Data records:
━━━━━━━━

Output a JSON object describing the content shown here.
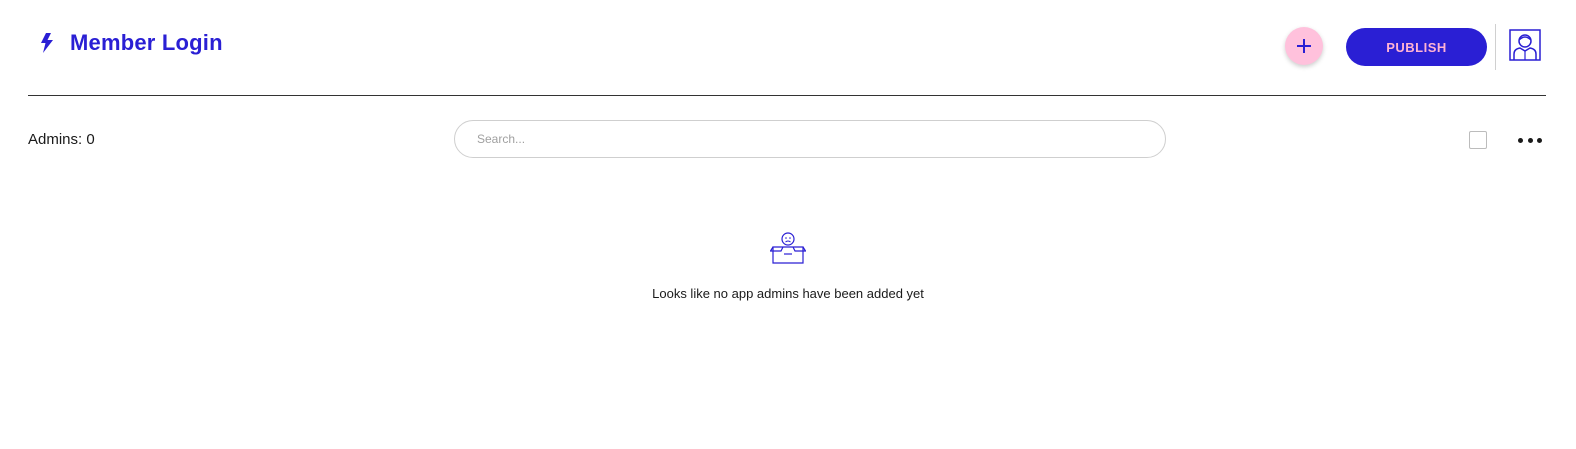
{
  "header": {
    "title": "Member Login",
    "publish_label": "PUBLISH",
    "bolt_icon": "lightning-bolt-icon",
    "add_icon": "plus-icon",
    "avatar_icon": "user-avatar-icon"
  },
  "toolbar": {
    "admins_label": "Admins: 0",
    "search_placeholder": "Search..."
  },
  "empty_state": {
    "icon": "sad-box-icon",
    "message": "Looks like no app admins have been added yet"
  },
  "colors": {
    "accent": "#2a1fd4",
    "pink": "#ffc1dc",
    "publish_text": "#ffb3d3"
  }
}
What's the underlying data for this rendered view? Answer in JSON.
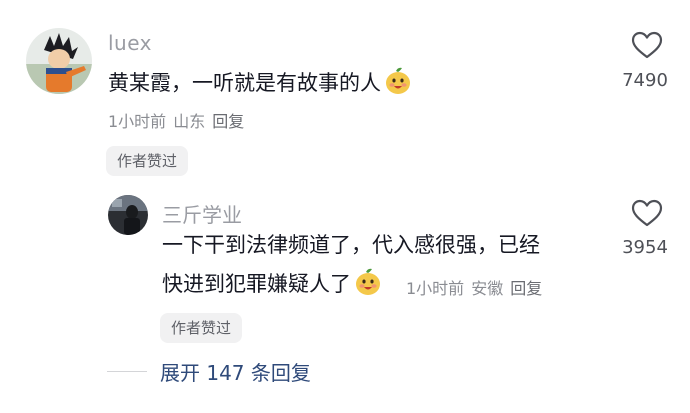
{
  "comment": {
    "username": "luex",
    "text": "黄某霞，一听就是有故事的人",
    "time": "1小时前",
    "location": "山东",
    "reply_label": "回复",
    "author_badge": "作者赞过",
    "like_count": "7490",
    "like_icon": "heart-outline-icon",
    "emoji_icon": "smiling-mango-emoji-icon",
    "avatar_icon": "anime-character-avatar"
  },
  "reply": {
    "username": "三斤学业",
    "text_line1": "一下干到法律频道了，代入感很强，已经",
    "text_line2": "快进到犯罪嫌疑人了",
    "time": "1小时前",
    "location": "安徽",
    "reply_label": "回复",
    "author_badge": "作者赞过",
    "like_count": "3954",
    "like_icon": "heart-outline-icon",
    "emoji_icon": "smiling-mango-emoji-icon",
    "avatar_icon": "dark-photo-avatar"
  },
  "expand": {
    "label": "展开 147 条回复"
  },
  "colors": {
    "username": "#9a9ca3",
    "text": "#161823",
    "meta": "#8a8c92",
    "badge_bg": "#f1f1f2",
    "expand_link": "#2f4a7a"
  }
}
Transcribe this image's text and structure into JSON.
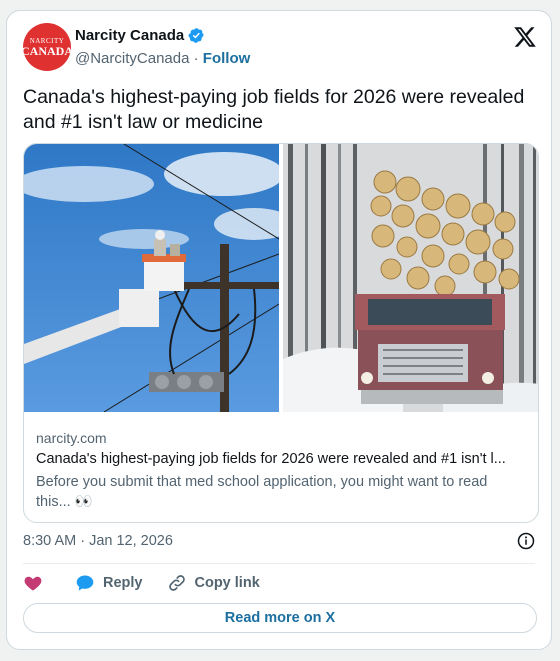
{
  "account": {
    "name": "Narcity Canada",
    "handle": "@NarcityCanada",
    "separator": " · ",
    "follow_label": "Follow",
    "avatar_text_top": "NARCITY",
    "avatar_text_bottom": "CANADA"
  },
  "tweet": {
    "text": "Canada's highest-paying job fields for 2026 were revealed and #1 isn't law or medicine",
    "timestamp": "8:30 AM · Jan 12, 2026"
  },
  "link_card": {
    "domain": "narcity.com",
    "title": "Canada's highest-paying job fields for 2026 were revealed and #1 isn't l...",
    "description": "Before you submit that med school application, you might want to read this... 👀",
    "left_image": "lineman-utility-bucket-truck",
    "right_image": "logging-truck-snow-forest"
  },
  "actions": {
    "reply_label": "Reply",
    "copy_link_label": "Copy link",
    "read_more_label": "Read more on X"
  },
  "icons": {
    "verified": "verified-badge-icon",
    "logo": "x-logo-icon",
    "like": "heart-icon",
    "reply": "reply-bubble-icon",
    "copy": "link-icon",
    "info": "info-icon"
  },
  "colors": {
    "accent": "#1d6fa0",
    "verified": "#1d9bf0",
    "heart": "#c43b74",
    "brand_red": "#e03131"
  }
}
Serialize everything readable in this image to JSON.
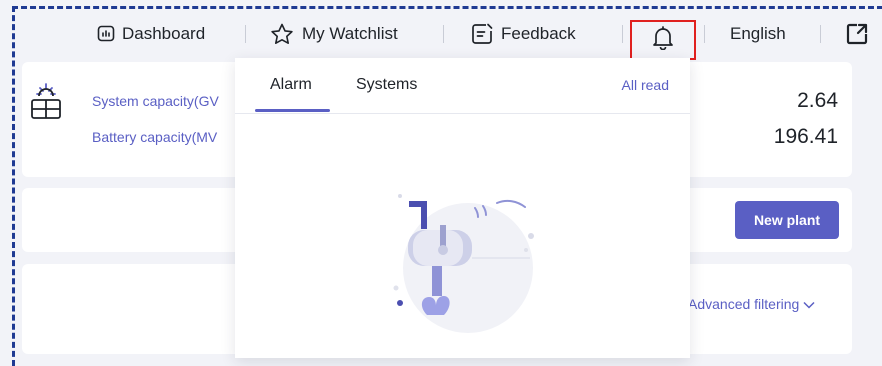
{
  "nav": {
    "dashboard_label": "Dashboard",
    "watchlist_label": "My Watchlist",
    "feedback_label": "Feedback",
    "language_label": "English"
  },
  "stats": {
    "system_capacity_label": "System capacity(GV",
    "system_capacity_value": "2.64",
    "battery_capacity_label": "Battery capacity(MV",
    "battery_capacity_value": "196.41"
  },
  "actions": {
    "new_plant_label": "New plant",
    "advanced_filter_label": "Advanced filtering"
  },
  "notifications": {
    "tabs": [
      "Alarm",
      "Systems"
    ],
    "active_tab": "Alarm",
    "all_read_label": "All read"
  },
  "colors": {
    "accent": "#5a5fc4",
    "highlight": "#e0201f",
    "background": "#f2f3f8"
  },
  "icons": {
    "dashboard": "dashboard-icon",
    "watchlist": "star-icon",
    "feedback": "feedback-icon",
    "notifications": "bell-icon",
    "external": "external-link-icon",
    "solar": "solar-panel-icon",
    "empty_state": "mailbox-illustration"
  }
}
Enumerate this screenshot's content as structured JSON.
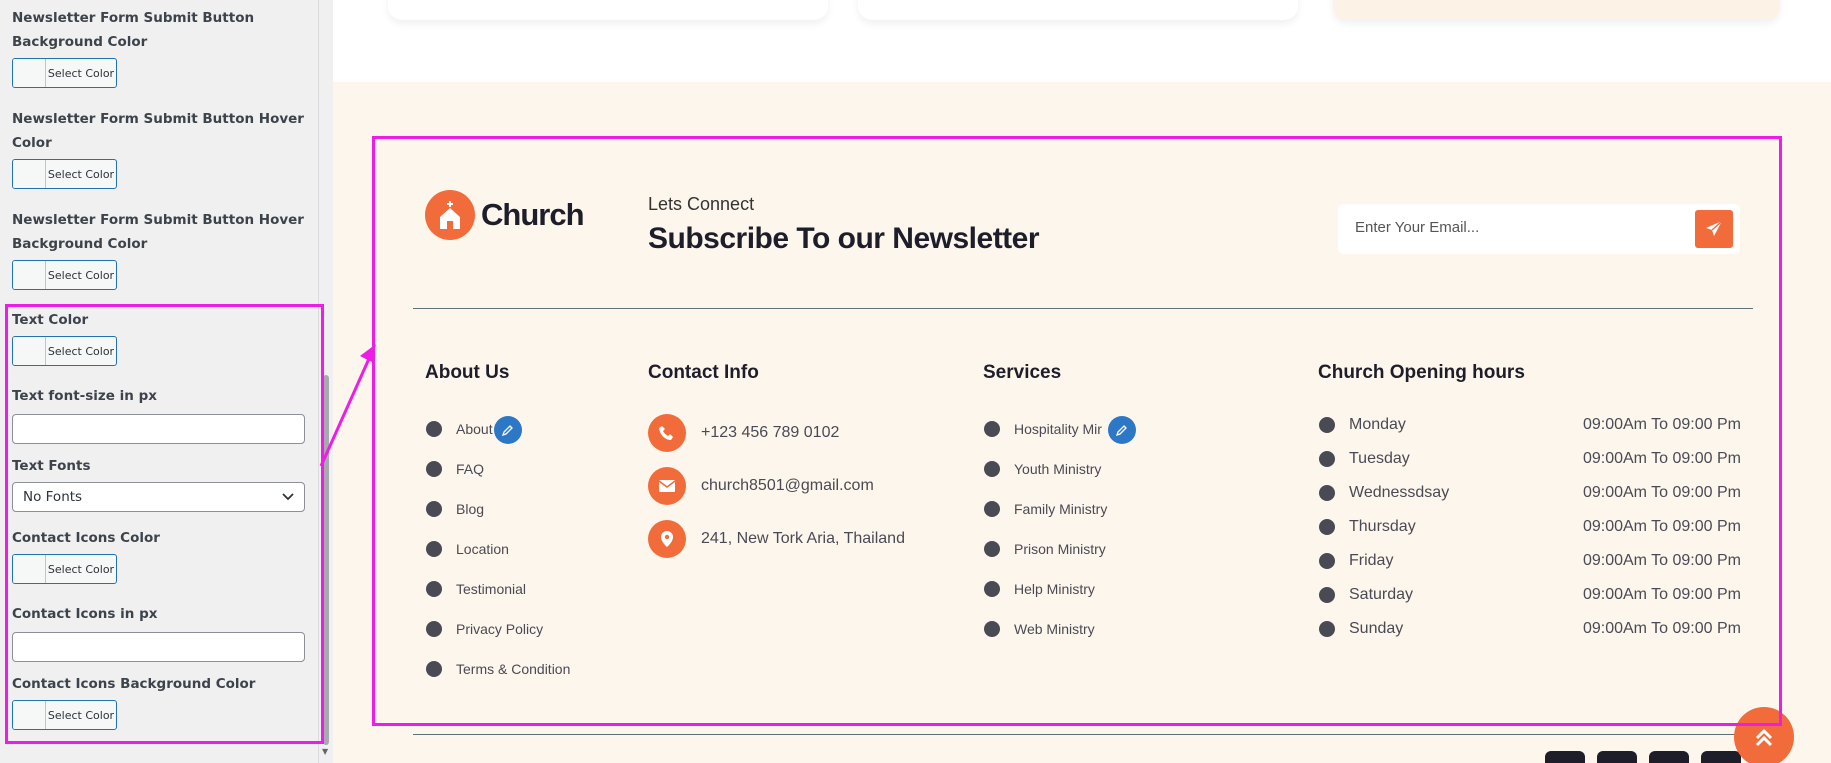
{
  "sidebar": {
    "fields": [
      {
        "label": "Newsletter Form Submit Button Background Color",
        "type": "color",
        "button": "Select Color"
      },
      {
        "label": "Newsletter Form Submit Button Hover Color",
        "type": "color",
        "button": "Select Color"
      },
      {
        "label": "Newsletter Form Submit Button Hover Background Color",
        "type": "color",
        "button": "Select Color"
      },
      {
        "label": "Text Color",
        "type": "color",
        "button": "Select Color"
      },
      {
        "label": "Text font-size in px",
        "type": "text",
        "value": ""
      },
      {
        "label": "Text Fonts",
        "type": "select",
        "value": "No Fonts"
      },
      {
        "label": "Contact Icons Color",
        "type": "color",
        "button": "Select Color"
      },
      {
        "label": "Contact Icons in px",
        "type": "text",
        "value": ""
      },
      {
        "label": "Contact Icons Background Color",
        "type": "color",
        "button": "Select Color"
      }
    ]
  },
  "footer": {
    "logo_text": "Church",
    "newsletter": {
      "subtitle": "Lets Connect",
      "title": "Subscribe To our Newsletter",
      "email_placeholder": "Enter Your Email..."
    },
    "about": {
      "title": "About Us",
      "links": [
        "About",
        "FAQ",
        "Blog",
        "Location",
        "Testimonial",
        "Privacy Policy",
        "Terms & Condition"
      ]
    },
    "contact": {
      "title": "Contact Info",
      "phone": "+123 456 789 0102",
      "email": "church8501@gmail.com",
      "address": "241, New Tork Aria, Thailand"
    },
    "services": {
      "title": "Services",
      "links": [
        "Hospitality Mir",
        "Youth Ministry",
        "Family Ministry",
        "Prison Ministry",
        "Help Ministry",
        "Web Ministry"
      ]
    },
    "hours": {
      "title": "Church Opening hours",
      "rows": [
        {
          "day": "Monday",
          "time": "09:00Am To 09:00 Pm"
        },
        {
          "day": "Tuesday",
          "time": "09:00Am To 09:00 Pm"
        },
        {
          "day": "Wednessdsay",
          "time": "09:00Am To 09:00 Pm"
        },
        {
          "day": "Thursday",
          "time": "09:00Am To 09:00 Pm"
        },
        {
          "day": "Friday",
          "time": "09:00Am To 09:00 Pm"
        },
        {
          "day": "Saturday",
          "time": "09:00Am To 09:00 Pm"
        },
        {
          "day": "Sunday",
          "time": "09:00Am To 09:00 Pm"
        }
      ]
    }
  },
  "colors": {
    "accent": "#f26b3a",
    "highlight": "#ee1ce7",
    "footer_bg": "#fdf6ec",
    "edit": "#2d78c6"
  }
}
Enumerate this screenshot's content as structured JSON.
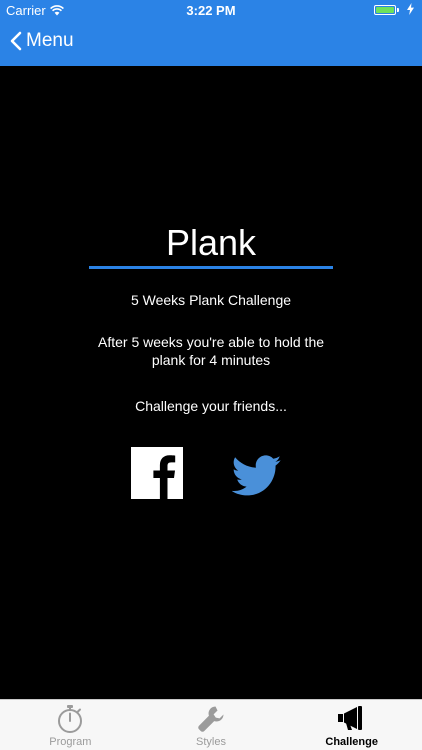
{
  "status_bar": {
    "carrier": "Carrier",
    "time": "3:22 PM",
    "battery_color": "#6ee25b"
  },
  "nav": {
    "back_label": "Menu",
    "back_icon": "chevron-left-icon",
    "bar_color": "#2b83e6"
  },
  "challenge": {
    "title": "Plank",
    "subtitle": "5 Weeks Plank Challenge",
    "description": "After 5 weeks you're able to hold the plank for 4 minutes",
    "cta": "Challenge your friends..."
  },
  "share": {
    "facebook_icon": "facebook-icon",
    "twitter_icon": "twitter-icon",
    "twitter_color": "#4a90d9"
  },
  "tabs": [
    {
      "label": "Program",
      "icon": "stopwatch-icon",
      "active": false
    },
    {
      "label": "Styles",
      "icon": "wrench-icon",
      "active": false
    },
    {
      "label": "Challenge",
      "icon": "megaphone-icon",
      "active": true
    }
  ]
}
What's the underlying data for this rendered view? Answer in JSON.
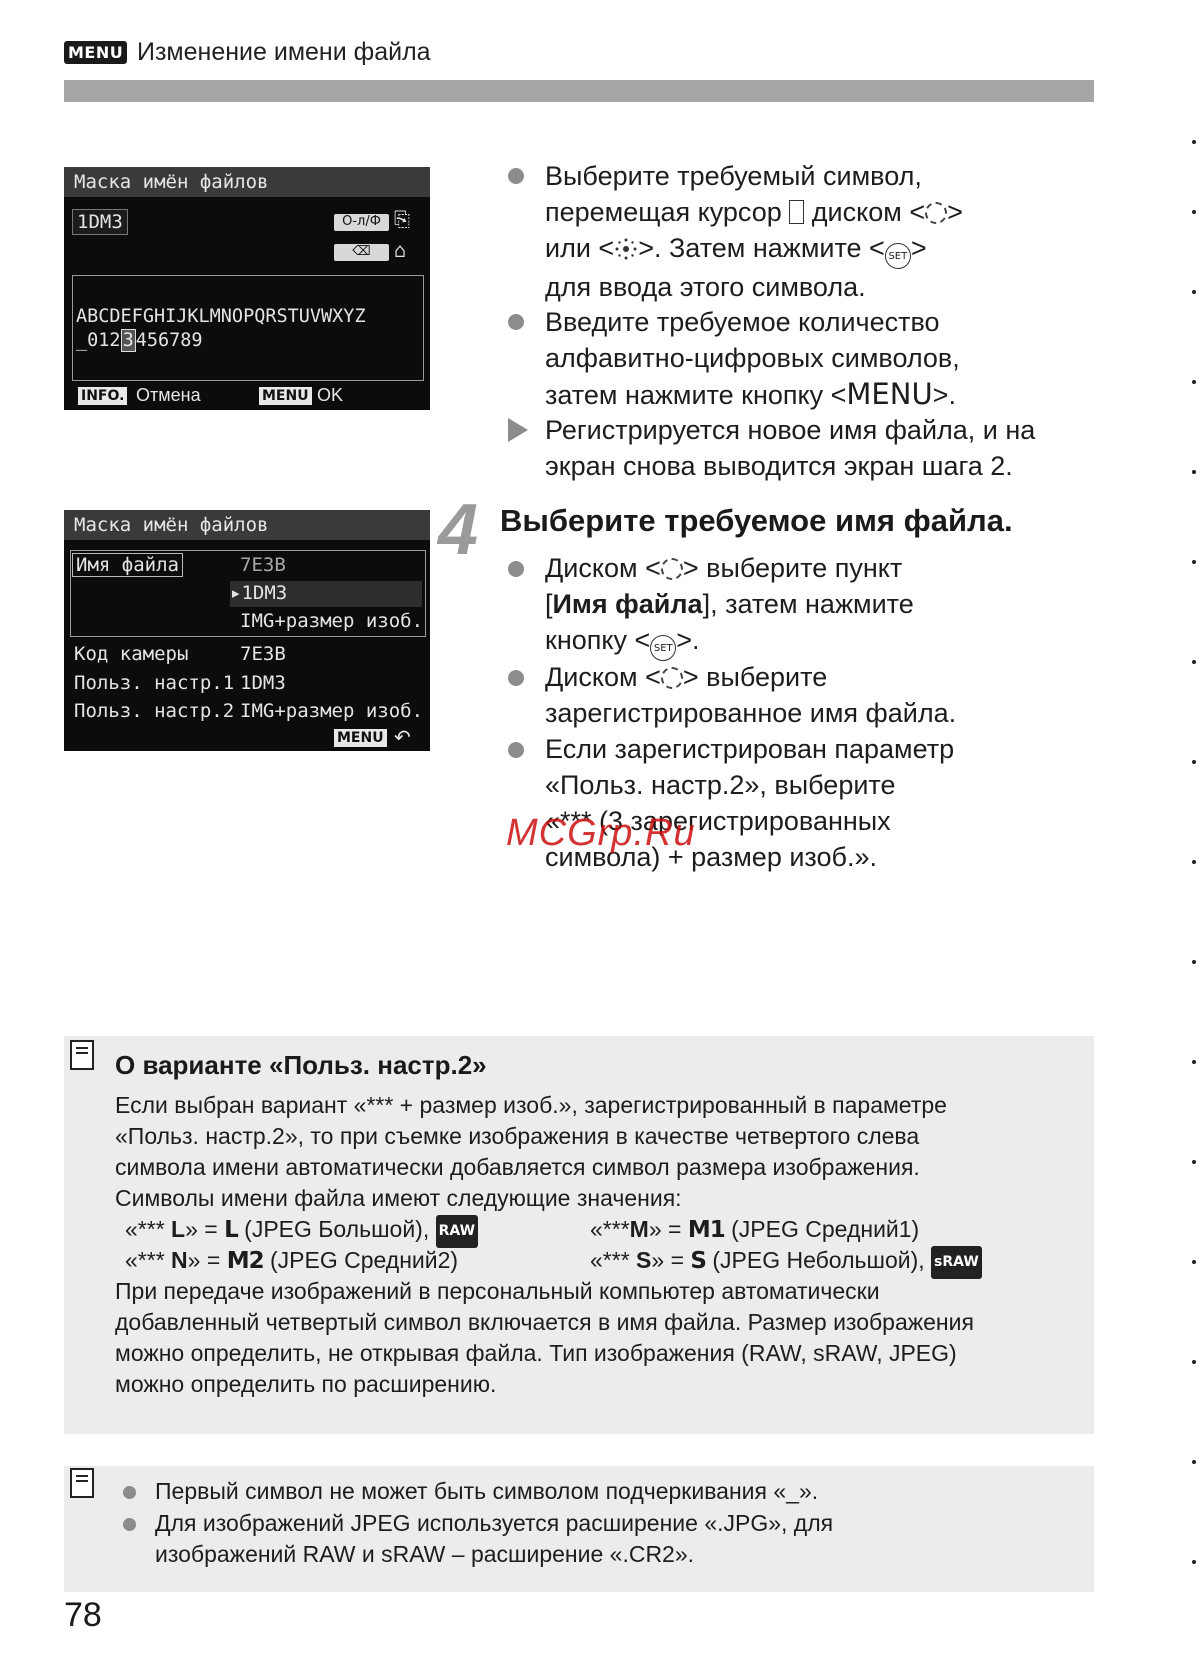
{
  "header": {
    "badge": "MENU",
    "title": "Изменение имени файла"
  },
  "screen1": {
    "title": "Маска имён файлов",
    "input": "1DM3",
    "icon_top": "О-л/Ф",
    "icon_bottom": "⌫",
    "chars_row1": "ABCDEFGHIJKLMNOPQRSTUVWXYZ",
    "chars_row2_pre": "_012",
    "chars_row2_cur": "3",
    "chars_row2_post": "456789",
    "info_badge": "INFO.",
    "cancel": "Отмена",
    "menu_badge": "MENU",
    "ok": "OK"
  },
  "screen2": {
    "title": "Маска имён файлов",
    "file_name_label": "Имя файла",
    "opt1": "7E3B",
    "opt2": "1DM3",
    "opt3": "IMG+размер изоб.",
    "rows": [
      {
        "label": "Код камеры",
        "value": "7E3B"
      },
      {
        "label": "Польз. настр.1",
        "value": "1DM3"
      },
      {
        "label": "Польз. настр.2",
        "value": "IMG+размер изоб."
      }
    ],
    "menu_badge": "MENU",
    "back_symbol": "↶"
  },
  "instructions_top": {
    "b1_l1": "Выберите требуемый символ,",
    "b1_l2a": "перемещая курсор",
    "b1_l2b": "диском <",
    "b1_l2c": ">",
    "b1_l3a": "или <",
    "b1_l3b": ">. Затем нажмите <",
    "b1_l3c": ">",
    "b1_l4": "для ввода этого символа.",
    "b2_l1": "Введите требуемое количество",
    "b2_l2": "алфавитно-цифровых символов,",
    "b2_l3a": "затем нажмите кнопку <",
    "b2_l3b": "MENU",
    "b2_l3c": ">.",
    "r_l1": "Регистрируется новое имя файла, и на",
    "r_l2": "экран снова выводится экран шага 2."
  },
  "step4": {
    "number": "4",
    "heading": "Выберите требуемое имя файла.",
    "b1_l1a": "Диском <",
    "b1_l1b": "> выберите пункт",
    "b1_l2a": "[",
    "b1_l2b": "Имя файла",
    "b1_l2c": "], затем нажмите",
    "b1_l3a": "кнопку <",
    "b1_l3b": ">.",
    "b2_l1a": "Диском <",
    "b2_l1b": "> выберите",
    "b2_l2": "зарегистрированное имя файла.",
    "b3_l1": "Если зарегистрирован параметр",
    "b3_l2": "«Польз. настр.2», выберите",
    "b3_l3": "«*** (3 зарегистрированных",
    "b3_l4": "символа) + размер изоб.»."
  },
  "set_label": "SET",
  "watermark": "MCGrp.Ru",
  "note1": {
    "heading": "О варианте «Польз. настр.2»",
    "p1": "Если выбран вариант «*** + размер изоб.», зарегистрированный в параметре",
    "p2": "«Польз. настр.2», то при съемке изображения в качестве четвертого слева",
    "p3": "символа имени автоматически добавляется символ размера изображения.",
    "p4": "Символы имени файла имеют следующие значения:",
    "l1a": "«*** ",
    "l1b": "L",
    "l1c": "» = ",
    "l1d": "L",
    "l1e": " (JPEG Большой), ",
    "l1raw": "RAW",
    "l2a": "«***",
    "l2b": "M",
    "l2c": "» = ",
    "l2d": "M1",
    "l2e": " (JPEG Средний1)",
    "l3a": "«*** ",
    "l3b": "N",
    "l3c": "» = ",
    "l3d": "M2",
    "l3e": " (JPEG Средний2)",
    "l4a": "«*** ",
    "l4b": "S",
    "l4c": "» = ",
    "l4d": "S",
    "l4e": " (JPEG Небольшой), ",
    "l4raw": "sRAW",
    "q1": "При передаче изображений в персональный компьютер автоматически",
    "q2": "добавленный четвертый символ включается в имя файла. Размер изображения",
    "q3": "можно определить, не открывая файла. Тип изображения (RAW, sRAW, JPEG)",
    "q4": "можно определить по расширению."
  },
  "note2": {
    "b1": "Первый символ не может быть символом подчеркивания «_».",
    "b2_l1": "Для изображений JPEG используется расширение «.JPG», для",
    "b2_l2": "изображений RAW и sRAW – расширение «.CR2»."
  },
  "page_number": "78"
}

━━━━━━━━

■ **EXERCISE**
Copy every line that contains the string "notifications".

■ **WORKED ANSWER**
  "notifications": {
    "notifications": "bell-icon",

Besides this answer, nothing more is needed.